> TASK TO CARRY OUT: Please reproduce each line of the data below as it stands.
(DATASET ENTRIES Opens)
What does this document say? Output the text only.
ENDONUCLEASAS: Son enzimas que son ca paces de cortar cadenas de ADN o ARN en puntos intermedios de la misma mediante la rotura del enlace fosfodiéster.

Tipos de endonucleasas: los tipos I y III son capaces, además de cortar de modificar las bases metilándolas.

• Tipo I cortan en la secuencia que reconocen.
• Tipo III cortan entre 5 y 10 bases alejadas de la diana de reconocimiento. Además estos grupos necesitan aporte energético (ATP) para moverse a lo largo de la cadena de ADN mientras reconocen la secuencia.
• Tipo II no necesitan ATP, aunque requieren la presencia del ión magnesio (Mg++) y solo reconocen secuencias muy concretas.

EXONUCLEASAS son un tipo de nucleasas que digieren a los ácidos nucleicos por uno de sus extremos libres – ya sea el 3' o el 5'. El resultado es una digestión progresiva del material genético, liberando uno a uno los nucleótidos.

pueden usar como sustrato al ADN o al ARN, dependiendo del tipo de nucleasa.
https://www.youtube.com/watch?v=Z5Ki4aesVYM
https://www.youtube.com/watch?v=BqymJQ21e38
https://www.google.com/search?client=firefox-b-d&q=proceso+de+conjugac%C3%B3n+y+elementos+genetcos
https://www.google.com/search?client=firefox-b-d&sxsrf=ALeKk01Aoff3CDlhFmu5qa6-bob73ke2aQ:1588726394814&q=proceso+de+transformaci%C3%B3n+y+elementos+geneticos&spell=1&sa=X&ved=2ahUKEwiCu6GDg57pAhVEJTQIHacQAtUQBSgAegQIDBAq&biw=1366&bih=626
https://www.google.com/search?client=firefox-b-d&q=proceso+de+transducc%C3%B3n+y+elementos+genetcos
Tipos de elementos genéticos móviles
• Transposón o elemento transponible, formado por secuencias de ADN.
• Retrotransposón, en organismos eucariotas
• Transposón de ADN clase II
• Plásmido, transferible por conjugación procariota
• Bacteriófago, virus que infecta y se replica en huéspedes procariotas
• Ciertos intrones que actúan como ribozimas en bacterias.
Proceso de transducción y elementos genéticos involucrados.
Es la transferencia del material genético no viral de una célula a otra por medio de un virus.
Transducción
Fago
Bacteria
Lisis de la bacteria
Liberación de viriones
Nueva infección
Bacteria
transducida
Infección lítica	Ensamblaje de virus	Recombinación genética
(DATASET ENTRIES Closes)
> SOLUTION FOR THIS TASK:
What does this document say? Output the text only.
ENDONUCLEASAS: Son enzimas que son ca paces de cortar cadenas de ADN o ARN en puntos intermedios de la misma mediante la rotura del enlace fosfodiéster.

Tipos de endonucleasas: los tipos I y III son capaces, además de cortar de modificar las bases metilándolas.

• Tipo I cortan en la secuencia que reconocen.
• Tipo III cortan entre 5 y 10 bases alejadas de la diana de reconocimiento. Además estos grupos necesitan aporte energético (ATP) para moverse a lo largo de la cadena de ADN mientras reconocen la secuencia.
• Tipo II no necesitan ATP, aunque requieren la presencia del ión magnesio (Mg++) y solo reconocen secuencias muy concretas.

EXONUCLEASAS son un tipo de nucleasas que digieren a los ácidos nucleicos por uno de sus extremos libres – ya sea el 3' o el 5'. El resultado es una digestión progresiva del material genético, liberando uno a uno los nucleótidos.

pueden usar como sustrato al ADN o al ARN, dependiendo del tipo de nucleasa.
https://www.youtube.com/watch?v=Z5Ki4aesVYM
https://www.youtube.com/watch?v=BqymJQ21e38
https://www.google.com/search?client=firefox-b-d&q=proceso+de+conjugac%C3%B3n+y+elementos+genetcos
https://www.google.com/search?client=firefox-b-d&sxsrf=ALeKk01Aoff3CDlhFmu5qa6-bob73ke2aQ:1588726394814&q=proceso+de+transformaci%C3%B3n+y+elementos+geneticos&spell=1&sa=X&ved=2ahUKEwiCu6GDg57pAhVEJTQIHacQAtUQBSgAegQIDBAq&biw=1366&bih=626
https://www.google.com/search?client=firefox-b-d&q=proceso+de+transducc%C3%B3n+y+elementos+genetcos
Tipos de elementos genéticos móviles
• Transposón o elemento transponible, formado por secuencias de ADN.
• Retrotransposón, en organismos eucariotas
• Transposón de ADN clase II
• Plásmido, transferible por conjugación procariota
• Bacteriófago, virus que infecta y se replica en huéspedes procariotas
• Ciertos intrones que actúan como ribozimas en bacterias.
Proceso de transducción y elementos genéticos involucrados.
Es la transferencia del material genético no viral de una célula a otra por medio de un virus.
Transducción
Fago
Bacteria
Lisis de la bacteria
Liberación de viriones
Nueva infección
Bacteria
transducida
Infección lítica	Ensamblaje de virus	Recombinación genética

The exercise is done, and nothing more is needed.